■ Given entries
◆ ◆ ◆
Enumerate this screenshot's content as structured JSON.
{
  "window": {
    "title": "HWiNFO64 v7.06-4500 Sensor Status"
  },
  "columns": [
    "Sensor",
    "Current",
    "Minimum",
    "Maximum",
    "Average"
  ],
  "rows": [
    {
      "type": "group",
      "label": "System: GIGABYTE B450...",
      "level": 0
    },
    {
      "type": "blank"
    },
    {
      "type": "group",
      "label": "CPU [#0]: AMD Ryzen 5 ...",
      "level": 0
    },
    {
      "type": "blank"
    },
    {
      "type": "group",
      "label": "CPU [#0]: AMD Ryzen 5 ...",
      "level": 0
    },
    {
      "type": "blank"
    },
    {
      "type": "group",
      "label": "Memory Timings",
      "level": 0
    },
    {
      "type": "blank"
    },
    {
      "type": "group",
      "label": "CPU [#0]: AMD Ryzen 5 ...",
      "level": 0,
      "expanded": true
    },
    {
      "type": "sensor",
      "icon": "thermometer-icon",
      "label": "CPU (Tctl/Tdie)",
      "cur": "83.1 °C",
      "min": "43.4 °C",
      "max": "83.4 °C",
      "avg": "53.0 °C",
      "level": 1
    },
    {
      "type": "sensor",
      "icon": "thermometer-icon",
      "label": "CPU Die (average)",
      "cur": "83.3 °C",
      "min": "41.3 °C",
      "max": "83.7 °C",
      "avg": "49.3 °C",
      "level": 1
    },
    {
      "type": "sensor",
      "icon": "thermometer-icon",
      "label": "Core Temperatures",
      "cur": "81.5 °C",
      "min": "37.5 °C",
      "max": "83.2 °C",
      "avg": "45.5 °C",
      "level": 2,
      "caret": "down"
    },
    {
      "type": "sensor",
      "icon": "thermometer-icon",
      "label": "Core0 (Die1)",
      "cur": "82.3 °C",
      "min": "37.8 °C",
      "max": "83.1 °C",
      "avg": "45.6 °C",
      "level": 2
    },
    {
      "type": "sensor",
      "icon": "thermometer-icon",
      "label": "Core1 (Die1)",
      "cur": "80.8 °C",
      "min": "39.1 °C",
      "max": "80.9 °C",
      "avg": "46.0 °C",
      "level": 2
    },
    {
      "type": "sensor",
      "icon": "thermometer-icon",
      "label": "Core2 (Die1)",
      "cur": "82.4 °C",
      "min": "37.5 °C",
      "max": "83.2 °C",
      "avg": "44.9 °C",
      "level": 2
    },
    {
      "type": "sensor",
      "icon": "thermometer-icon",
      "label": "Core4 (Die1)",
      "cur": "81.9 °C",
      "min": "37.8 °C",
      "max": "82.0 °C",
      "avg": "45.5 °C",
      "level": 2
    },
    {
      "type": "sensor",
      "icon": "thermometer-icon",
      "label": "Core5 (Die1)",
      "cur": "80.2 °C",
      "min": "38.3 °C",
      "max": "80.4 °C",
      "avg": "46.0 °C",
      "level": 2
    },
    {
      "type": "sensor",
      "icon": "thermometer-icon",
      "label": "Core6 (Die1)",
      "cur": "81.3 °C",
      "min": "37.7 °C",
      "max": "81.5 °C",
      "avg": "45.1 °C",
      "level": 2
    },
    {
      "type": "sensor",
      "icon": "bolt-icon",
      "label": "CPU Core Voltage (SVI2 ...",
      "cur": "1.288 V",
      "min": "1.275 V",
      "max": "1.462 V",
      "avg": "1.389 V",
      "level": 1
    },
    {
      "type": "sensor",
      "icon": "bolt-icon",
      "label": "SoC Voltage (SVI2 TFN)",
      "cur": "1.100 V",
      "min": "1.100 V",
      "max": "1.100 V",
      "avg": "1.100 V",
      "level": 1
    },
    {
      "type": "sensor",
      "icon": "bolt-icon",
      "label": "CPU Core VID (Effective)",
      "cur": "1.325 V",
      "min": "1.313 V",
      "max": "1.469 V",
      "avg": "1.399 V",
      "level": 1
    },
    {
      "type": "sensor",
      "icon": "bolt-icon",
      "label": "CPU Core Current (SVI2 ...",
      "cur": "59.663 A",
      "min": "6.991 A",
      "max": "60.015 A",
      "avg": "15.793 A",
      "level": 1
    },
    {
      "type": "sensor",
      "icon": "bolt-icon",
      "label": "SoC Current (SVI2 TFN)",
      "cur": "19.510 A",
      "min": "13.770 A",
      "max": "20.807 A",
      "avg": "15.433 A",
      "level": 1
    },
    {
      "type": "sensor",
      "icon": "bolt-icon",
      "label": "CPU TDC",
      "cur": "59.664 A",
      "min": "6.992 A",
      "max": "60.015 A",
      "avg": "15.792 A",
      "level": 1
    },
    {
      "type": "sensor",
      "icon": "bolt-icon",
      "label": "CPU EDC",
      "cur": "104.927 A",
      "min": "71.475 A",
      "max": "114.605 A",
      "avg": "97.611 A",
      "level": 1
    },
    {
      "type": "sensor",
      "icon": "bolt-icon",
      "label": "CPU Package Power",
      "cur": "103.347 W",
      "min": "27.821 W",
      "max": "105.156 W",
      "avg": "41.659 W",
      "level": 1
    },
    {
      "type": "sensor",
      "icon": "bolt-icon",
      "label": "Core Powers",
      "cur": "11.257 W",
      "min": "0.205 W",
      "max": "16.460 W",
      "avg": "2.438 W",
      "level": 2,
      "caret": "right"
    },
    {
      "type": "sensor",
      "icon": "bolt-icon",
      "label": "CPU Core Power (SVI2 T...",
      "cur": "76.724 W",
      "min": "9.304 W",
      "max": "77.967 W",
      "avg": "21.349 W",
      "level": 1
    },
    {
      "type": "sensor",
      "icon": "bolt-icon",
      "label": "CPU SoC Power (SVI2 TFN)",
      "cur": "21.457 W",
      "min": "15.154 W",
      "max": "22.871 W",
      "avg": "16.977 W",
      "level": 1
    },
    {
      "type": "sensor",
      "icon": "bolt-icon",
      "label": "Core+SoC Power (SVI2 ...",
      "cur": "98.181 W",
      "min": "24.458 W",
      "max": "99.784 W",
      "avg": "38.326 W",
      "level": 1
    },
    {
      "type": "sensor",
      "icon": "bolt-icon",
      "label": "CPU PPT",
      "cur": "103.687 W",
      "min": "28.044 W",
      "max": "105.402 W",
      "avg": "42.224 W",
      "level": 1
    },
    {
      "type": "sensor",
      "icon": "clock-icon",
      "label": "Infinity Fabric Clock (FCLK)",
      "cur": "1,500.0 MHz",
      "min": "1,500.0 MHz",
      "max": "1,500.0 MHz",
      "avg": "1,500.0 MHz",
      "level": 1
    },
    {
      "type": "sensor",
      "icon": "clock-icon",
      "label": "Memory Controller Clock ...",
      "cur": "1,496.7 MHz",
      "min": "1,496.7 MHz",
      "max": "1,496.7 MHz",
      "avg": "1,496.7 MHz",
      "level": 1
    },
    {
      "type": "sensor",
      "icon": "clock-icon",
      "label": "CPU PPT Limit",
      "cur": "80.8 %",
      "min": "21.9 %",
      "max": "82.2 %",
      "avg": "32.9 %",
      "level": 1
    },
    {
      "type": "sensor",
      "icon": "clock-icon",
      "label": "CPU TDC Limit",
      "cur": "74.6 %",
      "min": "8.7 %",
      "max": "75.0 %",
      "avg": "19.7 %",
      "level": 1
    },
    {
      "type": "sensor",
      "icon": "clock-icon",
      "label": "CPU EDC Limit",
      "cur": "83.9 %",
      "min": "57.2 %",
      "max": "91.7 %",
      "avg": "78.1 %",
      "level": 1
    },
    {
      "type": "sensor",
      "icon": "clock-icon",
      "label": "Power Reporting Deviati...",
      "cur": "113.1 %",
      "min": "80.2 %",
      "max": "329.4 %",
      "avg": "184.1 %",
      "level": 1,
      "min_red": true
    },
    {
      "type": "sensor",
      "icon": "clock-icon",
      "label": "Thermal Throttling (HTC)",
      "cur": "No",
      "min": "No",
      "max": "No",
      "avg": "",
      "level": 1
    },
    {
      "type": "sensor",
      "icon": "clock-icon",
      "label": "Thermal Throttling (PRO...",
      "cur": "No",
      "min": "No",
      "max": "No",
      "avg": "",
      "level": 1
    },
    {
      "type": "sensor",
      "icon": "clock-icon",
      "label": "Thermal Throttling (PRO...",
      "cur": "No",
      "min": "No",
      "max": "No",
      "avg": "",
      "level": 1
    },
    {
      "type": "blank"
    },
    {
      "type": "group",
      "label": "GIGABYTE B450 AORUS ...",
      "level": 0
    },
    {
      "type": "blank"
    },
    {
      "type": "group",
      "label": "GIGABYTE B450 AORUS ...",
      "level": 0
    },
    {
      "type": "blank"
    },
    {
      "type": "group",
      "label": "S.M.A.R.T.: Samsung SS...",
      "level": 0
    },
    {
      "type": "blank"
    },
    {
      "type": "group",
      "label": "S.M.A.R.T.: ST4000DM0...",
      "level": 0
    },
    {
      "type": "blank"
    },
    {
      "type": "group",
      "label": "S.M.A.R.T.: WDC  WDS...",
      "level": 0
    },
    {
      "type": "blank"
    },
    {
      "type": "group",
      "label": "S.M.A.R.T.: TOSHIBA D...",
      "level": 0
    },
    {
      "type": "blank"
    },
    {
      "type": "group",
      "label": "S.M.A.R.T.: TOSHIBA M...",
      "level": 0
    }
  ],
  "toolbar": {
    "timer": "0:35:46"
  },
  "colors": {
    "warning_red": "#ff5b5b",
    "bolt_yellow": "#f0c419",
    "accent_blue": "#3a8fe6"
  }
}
◆ ◆ ◆
■ What this task involves
Scan the listing above and copy all lines containing the word "Current".

■ Correct result
    "Current",
      "label": "CPU Core Current (SVI2 ...",
      "label": "SoC Current (SVI2 TFN)",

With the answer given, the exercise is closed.